═══ Texte ═══

La collection Aire Libre des éditions Dupuis offre un espace d’expression tout particulier pour les auteurs. La Femme accident donne l’occasion à deux amis de s’y retrouver. Première expérience réussie en couleurs directes pour Olivier Grenson et une nouvelle histoire poignante pour Denis Lapière. Rencontre avec les deux auteurs de passage à Paris.

Olivier Grenson
Olivier Grenson

Présentation du diptyque La Femme accident

Denis Lapière   : La Femme accident est l‘histoire d’une femme en butte avec la vie. En prison, elle profite de la longue attente avant le verdict de son procès pour se pencher sur son passé. Ce qui nous a intéressé, Olivier et moi, c’est de raconter l’histoire d’une femme, sa propre vie et comment une suite d’accidents fait qu’elle en est là aujourd’hui. Aurait-elle pu faire autrement et comment va être sa vie future ? Elle ne regrette rien, elle veut juste comprendre. Mais avec cette certitude qu’à partir de dorénavant, il ne va plus rien se passer d’autre que du bonheur. Ce n’est pas un récit misérabiliste. On est avec une femme optimiste. Elle pense qu’elle aura raison, elle reprendra son enfant, changera de lieu et quittera tout. En faisant le bilan de sa vie, elle sait qu’elle doit recommencer très loin. Le tome 2 va apporter des éléments de réponse à tout cela. En empathie avec elle, on va voir comment elle se frotte à la vie, en tant qu’adolescente d’abord, enfin en tant que jeune femme.

Olivier Grenson  : Pour moi, il y avait pas mal d’éléments importants qui me plaisaient dans cette histoire. Déjà le fait que ce soit un portrait de femme qui fasse le point sur sa vie, en prison, avec justement ce caractère volontaire et positif. Et puis cette histoire me permettait de dévoiler un personnage au caractère subtil, tout en nuance et de le faire vieillir : à 10 ans, 12 ans, 15 ans, 20 ans jusqu’au moment où on la retrouve en prison. C’était un défi intéressant de travailler sur une tranche de vie et de créer un personnage en profondeur. Cela me permet justement d’aller beaucoup plus loin au niveau de mon dessin, de remettre vraiment en question ma manière de travailler la mise en scène, le cadrage, certains regards…et d’essayer d’insuffler plus d’émotions, de sensualité et d’authenticité.

═══ Données brutes ═══

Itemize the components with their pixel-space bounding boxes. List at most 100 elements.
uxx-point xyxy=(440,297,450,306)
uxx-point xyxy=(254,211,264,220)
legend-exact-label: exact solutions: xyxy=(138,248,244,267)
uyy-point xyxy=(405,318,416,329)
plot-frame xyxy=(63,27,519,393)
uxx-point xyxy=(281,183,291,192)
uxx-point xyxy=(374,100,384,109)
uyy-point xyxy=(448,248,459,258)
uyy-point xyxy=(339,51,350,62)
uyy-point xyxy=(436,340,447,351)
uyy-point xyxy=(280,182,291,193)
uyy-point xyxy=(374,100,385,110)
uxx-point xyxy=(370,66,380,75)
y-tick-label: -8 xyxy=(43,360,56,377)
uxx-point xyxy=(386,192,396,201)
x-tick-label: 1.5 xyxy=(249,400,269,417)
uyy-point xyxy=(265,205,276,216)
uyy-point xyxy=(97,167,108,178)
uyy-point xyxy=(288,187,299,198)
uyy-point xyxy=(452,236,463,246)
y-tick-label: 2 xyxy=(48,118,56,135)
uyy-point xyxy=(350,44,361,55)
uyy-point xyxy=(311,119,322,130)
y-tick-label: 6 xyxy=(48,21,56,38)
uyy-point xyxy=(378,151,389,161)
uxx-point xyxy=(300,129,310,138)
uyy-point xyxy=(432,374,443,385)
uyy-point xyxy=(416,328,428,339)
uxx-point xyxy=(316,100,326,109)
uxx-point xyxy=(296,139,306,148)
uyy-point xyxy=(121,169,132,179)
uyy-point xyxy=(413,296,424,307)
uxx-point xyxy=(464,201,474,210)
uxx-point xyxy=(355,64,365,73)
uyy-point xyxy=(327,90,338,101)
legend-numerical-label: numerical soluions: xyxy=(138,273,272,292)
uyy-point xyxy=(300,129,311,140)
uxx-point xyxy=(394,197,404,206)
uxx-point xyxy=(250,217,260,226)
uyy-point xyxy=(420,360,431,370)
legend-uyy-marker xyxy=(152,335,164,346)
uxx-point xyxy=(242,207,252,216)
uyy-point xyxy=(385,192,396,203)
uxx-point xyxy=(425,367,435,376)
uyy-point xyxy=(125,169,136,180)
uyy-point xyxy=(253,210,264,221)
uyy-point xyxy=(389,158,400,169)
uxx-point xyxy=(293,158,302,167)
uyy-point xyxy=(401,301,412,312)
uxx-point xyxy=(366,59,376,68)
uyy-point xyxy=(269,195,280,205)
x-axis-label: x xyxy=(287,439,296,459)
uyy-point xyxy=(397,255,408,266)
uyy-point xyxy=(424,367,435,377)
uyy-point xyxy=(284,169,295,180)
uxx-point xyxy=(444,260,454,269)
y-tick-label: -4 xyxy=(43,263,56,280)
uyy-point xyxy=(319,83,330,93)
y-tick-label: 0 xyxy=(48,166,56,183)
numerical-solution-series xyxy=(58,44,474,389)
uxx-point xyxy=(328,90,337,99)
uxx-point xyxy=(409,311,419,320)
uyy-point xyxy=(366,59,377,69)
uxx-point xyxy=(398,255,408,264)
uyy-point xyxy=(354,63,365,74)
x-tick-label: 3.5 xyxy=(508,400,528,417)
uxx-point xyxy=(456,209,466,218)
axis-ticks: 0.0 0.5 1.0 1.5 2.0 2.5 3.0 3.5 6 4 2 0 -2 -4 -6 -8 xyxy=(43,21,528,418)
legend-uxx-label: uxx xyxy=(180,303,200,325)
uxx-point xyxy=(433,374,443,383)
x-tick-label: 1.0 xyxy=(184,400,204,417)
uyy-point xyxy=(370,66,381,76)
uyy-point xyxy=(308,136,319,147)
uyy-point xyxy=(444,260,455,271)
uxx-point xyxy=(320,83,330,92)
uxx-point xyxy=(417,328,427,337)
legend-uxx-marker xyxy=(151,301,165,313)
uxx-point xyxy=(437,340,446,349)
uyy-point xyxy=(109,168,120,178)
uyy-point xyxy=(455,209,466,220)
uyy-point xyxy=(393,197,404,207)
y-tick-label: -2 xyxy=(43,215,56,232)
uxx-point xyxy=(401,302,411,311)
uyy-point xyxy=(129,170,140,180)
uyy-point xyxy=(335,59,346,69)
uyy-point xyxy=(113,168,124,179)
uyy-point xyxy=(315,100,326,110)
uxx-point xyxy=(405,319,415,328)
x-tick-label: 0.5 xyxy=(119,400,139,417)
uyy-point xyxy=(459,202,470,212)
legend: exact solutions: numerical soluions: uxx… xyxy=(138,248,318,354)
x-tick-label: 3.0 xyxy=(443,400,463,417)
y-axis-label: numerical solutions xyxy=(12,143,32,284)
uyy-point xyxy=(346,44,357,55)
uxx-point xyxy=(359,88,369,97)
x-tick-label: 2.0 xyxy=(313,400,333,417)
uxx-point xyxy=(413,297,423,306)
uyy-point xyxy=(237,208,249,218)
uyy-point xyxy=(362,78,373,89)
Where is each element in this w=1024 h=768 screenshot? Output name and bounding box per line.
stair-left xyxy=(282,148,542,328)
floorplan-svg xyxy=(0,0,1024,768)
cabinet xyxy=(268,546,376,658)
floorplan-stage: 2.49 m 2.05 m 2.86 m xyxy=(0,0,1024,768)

═══

__Énoncé__:
Prolongez l'entretien consacré à La Femme accident en reprenant juste après sa dernière phrase. Ces données sont sans rapport avec l'entretien.

__Réponse__:
Charleroi vu par Olivier Grenson

L’histoire se passe à Charleroi

Denis Lapière  : Ce n’est pas un hasard. Au départ, je l’avais proposé à un dessinateur d’origine bretonne. Cela ne s’est pas fait pour mille raisons. Et finalement, je l’ai fait avec Olivier.

Olivier Grenson  : Pour moi, cela me paraissait logique. On est tous les deux Belges, issus de ce bassin minier. Je crois que c’était une bonne manière de me réapproprier l’histoire et de comprendre un peu mieux le personnage que de l’intégrer dans ce milieu-là. Et puis, j’ai tout de suite senti que le milieu social dans lequel allait évoluer Julie était important : celui que je connaissais le mieux est celui de Charleroi. Il se trouve aussi que j’ai toujours été fasciné par ces usines énormes avec ces cheminées, des tuyauteries à n’en plus finir, un décor un peu surréaliste qui correspondait bien à ce qu’on voulait développer et qui donnait une atmosphère particulière. L’idée était de faire en sorte que le personnage prenne vraiment de la force et devienne un personnage avec beaucoup de vérité, qu’il soit juste.

Denis Lapière  : En effet, à partir du moment où le personnage principal livre beaucoup de son intimité, nous étions obligés de nous livrer aussi pour être vrai. Pour nous approprier le personnage, nous nous laissons happer par lui. Et une des façons était pour Olivier de parler de sa région natale (une région que je connais bien aussi), ça m’a même été plus facile que si j’avais dû le faire en Bretagne finalement !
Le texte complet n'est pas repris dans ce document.